* _Task details_
Repeat the material exactly, every line of it.

+++ Material for the task +++

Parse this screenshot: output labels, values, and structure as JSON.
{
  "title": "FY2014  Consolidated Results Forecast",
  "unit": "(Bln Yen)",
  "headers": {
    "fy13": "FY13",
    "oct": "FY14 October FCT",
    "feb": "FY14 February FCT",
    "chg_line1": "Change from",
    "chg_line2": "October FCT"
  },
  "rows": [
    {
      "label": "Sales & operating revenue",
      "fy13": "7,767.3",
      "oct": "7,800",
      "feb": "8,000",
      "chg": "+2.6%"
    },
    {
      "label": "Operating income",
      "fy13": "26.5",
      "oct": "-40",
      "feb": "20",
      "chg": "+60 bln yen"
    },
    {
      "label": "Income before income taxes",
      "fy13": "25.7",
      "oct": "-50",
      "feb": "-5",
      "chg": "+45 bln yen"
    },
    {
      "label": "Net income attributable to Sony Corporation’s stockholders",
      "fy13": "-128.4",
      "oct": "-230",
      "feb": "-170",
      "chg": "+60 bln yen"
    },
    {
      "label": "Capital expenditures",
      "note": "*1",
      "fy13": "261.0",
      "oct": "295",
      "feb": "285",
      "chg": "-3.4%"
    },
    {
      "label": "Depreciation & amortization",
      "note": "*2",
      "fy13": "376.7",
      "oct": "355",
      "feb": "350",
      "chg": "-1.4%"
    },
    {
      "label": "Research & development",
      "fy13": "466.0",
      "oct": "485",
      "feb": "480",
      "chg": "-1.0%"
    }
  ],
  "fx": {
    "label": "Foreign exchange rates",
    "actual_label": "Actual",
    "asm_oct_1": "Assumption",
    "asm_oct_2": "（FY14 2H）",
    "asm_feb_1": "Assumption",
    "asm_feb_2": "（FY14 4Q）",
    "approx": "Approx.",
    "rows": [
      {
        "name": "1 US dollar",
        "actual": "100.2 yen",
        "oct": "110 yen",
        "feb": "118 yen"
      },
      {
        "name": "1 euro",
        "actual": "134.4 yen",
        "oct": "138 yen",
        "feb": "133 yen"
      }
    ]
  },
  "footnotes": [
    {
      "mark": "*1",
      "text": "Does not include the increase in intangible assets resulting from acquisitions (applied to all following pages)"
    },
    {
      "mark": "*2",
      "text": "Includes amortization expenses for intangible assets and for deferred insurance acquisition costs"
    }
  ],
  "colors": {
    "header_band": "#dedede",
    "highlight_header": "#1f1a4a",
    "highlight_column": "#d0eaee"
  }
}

+++

* _Result of the exercise_
Parse this screenshot: output labels, values, and structure as JSON.
{
  "title": "FY2014  Consolidated Results Forecast",
  "unit": "(Bln Yen)",
  "headers": {
    "fy13": "FY13",
    "oct": "FY14 October FCT",
    "feb": "FY14 February FCT",
    "chg_line1": "Change from",
    "chg_line2": "October FCT"
  },
  "rows": [
    {
      "label": "Sales & operating revenue",
      "fy13": "7,767.3",
      "oct": "7,800",
      "feb": "8,000",
      "chg": "+2.6%"
    },
    {
      "label": "Operating income",
      "fy13": "26.5",
      "oct": "-40",
      "feb": "20",
      "chg": "+60 bln yen"
    },
    {
      "label": "Income before income taxes",
      "fy13": "25.7",
      "oct": "-50",
      "feb": "-5",
      "chg": "+45 bln yen"
    },
    {
      "label": "Net income attributable to Sony Corporation’s stockholders",
      "fy13": "-128.4",
      "oct": "-230",
      "feb": "-170",
      "chg": "+60 bln yen"
    },
    {
      "label": "Capital expenditures",
      "note": "*1",
      "fy13": "261.0",
      "oct": "295",
      "feb": "285",
      "chg": "-3.4%"
    },
    {
      "label": "Depreciation & amortization",
      "note": "*2",
      "fy13": "376.7",
      "oct": "355",
      "feb": "350",
      "chg": "-1.4%"
    },
    {
      "label": "Research & development",
      "fy13": "466.0",
      "oct": "485",
      "feb": "480",
      "chg": "-1.0%"
    }
  ],
  "fx": {
    "label": "Foreign exchange rates",
    "actual_label": "Actual",
    "asm_oct_1": "Assumption",
    "asm_oct_2": "（FY14 2H）",
    "asm_feb_1": "Assumption",
    "asm_feb_2": "（FY14 4Q）",
    "approx": "Approx.",
    "rows": [
      {
        "name": "1 US dollar",
        "actual": "100.2 yen",
        "oct": "110 yen",
        "feb": "118 yen"
      },
      {
        "name": "1 euro",
        "actual": "134.4 yen",
        "oct": "138 yen",
        "feb": "133 yen"
      }
    ]
  },
  "footnotes": [
    {
      "mark": "*1",
      "text": "Does not include the increase in intangible assets resulting from acquisitions (applied to all following pages)"
    },
    {
      "mark": "*2",
      "text": "Includes amortization expenses for intangible assets and for deferred insurance acquisition costs"
    }
  ],
  "colors": {
    "header_band": "#dedede",
    "highlight_header": "#1f1a4a",
    "highlight_column": "#d0eaee"
  }
}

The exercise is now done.